* [WHAT THE TASK REQUIRES]: Which lines in the material below contain the word "lockdown"? Copy each of them.

* [SUPPLIED INFORMATION]:

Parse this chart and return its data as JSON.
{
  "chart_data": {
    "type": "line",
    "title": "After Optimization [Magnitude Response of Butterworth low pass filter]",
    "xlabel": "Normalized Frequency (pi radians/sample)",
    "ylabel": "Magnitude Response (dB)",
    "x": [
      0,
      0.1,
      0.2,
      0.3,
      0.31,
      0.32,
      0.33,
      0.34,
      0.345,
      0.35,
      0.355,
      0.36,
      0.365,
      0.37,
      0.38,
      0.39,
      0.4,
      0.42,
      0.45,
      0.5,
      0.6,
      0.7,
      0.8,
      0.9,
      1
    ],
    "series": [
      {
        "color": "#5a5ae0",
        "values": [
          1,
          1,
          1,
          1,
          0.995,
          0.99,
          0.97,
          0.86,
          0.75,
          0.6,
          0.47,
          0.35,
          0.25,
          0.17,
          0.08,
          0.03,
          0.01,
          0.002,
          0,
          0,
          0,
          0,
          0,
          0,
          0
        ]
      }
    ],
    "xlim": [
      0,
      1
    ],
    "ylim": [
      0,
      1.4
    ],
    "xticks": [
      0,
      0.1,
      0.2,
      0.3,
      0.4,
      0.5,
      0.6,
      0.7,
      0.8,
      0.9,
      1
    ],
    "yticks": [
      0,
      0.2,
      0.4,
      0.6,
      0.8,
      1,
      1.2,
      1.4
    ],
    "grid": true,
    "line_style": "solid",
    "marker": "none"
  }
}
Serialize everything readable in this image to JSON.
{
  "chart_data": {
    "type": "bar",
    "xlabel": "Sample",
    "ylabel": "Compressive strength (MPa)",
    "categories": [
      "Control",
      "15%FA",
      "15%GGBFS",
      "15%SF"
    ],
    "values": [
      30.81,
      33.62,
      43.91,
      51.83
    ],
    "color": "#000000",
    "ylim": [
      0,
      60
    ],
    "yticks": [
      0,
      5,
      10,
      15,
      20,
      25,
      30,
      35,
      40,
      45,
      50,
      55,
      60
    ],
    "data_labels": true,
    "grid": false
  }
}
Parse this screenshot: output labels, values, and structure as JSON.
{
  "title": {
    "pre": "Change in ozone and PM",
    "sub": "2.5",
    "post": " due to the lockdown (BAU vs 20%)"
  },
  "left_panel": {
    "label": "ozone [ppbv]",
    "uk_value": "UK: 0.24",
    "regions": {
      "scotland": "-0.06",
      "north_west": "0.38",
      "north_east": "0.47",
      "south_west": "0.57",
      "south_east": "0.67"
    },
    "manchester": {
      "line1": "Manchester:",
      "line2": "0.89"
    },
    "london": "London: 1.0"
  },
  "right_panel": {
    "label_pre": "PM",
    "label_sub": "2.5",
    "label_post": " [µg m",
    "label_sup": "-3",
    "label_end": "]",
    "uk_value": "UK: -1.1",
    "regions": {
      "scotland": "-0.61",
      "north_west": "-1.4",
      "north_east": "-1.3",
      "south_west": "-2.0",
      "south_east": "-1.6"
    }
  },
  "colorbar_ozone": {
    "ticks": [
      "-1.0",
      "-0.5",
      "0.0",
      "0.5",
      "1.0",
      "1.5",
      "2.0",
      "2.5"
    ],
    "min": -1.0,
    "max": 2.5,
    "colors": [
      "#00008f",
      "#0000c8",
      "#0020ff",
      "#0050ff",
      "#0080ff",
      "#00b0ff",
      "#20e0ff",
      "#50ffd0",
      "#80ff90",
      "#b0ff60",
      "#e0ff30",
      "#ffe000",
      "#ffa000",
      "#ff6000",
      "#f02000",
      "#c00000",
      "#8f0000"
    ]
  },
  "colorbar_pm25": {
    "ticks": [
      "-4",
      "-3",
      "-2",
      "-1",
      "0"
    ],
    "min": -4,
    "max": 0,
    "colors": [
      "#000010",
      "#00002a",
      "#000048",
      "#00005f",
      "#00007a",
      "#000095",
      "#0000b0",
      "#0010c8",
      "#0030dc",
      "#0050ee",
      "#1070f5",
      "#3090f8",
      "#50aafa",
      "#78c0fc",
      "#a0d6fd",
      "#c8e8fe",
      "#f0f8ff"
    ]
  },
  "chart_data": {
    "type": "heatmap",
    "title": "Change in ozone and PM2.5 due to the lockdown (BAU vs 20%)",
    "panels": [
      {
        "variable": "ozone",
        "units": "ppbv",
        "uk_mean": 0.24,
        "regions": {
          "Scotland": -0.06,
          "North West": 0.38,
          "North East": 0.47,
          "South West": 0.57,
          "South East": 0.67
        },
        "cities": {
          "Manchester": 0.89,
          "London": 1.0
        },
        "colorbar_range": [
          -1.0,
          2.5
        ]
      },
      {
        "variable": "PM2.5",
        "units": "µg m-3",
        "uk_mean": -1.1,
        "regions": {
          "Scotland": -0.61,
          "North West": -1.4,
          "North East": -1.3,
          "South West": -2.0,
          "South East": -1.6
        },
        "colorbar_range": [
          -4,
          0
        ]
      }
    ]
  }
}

* [WRITTEN REPLY]:
    "post": " due to the lockdown (BAU vs 20%)"
    "title": "Change in ozone and PM2.5 due to the lockdown (BAU vs 20%)",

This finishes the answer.